ACdream 1430 SETI 后缀自动机

题目大意：

就是对于给定的串S, 长度不超过10000, 求出其有多少种子串T, 使得T在S中至少不重叠地出现了2次以上

大致思路：

很明显的后缀自动机吧, 建立S的后缀自动机, 记录每个节点对应的串出现的最左和最右位置, 以及出现次数, dfs遍历一遍后缀自动机上的点即可了

细节见代码吧

代码如下：

Result  :  Accepted     Memory  :  7076 KB     Time  :  8 ms

/*
* Author: Gatevin
* Created Time: 2015/5/20 20:29:44
* File Name: Rin_Tohsaka.cpp
*/
#include<iostream>
#include<sstream>
#include<fstream>
#include<vector>
#include<list>
#include<deque>
#include<queue>
#include<stack>
#include<map>
#include<set>
#include<bitset>
#include<algorithm>
#include<cstdio>
#include<cstdlib>
#include<cstring>
#include<cctype>
#include<cmath>
#include<ctime>
#include<iomanip>
using namespace std;
const double eps(1e-8);
typedef long long lint;
#define foreach(e, x) for(__typeof(x.begin()) e = x.begin(); e != x.end(); ++e)

任务说明 A ▸ 在这篇关于 ACdream 1430 的解题文章中，给定串 S 的长度上限是多少？
任务说明 B ▸ 请从最后一行之后续写这篇关于 ACdream 1430 的解题文章。
之后列出的各行与作答无关，无需参考。

记录信息 ▸
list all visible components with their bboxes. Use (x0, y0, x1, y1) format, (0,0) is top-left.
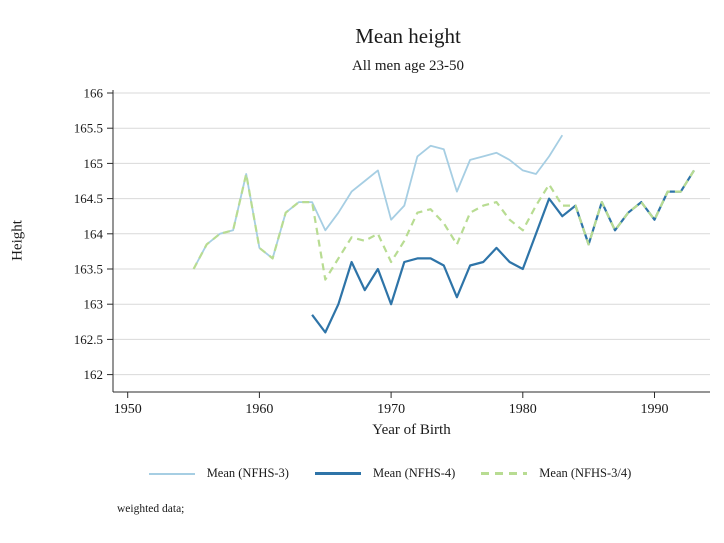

最终答案 A ▸ 串 S 的长度不超过 10000。

最终答案 B ▸
#define SHOW_MEMORY(x) cout<<sizeof(x)/(1024*1024.)<<"MB"<<endl

#define maxn 20010
#define maxm 10010

struct Suffix_Automation
{
struct State
{
State *par;
State *go[26];
int right, val, leftmost, rightmost, mi;
bool vis;
void init(int _val = 0)
{
par = 0, leftmost = 1e9 + 7, rightmost = -1, val = _val, right = 0, mi = 0;
vis = 0;
memset(go, 0, sizeof(go));
}
};
State *root, *last, *cur;
State nodePool[maxn];
void init()
{
cur = nodePool;
root = newState();
last = root;
}
State* newState(int val = 0)
{
cur->init(val);
return cur++;
}
void extend(int w, int pos)
{
State *p = last;
State *np = newState(p->val + 1);
np->right = 1;
np->leftmost = pos, np->rightmost = pos;
while(p && p->go[w] == 0)
{
p->go[w] = np;
p = p->par;
}
if(p == 0)
{
np->par = root;
}
else
{
State *q = p->go[w];
if(p->val + 1 == q->val)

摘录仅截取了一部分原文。